## Directive
Track down the lines that contain "ylabel" and copy them.

## Task material
[Start]

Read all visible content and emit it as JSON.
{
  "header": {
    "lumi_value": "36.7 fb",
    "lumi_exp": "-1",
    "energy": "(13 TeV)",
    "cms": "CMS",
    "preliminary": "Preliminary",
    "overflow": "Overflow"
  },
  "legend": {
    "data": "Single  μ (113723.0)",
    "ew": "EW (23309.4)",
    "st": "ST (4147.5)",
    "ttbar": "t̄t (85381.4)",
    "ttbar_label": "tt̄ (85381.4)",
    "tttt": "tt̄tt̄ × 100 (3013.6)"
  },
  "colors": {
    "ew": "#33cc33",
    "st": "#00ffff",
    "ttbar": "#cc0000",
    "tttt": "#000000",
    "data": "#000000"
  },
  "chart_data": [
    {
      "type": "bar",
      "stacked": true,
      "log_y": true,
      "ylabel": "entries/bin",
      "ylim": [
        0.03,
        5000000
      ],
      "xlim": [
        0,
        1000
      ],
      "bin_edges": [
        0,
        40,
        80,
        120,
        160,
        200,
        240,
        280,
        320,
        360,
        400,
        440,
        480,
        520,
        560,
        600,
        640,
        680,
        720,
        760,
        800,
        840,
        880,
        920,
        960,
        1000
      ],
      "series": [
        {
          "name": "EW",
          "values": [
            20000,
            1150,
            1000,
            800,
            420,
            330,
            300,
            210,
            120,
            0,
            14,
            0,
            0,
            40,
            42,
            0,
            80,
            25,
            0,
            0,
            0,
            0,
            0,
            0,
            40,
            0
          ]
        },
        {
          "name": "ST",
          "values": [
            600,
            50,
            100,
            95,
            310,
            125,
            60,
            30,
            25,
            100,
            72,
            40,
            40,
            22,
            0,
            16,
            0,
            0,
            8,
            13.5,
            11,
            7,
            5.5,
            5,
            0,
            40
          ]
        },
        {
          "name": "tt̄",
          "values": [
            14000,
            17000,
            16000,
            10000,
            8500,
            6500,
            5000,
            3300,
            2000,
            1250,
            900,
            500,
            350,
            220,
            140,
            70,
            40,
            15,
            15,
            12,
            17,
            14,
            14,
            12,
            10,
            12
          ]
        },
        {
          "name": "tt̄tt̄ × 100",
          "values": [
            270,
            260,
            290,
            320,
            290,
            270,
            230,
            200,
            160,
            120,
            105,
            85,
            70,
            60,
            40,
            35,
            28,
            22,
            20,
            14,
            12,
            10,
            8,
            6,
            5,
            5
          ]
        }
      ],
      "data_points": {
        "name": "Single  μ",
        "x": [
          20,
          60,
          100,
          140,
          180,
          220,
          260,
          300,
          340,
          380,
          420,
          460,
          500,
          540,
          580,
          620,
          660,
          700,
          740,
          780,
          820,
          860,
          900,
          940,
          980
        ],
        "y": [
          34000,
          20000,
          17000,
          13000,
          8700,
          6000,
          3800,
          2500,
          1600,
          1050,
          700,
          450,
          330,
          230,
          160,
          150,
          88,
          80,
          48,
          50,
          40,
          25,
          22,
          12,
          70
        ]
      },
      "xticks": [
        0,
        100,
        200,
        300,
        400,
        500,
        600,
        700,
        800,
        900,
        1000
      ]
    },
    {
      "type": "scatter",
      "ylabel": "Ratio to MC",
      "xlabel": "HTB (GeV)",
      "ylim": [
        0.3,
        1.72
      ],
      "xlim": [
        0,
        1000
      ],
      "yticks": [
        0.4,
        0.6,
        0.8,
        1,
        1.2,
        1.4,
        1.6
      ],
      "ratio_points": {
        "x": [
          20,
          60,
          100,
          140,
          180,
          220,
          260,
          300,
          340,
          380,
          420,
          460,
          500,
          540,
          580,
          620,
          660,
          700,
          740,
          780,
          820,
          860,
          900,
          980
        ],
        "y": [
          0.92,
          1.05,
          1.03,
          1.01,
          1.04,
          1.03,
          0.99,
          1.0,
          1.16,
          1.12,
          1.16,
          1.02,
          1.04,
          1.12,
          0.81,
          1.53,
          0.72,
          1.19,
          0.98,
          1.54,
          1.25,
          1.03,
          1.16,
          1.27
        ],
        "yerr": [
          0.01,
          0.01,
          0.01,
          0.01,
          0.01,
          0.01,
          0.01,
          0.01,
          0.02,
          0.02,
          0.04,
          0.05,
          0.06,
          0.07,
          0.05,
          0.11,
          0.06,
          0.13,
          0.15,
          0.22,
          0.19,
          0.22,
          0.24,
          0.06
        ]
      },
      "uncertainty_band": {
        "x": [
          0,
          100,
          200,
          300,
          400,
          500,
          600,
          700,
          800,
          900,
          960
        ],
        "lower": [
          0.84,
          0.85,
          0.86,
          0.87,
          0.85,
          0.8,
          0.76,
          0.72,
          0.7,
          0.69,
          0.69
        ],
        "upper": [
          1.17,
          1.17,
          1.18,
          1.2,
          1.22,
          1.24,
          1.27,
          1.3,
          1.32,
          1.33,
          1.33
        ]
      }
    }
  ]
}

[End]

## Problem solution
      "ylabel": "entries/bin",
      "ylabel": "Ratio to MC",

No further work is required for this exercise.